TASK: Return the number of lines that include the string "description", without any other text.

INPUT MATERIAL:
######
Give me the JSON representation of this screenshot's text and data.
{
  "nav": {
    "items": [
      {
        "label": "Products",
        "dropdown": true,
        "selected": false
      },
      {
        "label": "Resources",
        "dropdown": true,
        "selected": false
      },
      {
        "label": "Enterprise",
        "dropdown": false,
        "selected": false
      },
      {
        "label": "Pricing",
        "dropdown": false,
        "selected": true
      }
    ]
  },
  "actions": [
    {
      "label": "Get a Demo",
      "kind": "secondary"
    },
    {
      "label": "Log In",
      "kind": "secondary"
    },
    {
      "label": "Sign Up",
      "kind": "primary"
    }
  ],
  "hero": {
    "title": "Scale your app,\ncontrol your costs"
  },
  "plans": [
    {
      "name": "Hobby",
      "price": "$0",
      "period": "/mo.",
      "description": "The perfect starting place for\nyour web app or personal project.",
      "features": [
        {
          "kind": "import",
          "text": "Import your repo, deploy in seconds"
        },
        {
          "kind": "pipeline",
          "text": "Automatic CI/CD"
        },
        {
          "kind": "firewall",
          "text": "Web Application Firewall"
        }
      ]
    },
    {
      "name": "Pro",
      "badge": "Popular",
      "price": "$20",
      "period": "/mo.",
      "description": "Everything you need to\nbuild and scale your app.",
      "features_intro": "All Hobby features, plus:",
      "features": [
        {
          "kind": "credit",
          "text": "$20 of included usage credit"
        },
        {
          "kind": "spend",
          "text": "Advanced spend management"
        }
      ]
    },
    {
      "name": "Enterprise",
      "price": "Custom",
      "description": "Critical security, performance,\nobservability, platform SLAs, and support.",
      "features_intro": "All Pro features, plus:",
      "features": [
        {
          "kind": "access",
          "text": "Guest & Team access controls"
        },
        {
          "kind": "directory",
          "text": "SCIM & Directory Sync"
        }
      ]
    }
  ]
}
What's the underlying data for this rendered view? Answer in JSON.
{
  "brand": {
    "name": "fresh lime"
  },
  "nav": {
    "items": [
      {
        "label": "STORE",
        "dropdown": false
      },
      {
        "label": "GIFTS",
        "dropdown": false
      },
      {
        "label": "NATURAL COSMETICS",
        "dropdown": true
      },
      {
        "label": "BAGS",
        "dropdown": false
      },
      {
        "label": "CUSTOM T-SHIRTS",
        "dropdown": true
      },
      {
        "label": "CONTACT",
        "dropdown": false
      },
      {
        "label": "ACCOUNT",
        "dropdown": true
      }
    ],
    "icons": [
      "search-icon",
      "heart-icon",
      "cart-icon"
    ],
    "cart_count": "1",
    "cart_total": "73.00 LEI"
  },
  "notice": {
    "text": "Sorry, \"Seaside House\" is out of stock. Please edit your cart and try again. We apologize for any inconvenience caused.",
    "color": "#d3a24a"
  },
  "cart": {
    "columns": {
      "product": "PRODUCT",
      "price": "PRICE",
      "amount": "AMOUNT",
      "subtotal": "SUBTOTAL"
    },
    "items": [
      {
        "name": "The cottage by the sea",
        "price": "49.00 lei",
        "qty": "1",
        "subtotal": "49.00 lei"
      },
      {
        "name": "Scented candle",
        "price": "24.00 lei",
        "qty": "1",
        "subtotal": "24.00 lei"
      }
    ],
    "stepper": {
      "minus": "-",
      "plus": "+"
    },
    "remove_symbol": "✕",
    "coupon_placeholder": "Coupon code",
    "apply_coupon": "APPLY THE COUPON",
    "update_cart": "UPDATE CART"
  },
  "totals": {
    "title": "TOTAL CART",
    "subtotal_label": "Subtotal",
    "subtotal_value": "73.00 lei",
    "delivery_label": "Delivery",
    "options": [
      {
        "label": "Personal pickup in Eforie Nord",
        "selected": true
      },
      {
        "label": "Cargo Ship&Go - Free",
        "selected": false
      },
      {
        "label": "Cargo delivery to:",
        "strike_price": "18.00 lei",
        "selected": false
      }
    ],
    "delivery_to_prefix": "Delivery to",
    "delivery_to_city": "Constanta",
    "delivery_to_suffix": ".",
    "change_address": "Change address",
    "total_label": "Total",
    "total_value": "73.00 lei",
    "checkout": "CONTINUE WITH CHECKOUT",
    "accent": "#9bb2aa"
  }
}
######
ANSWER FOR THE TASK: 3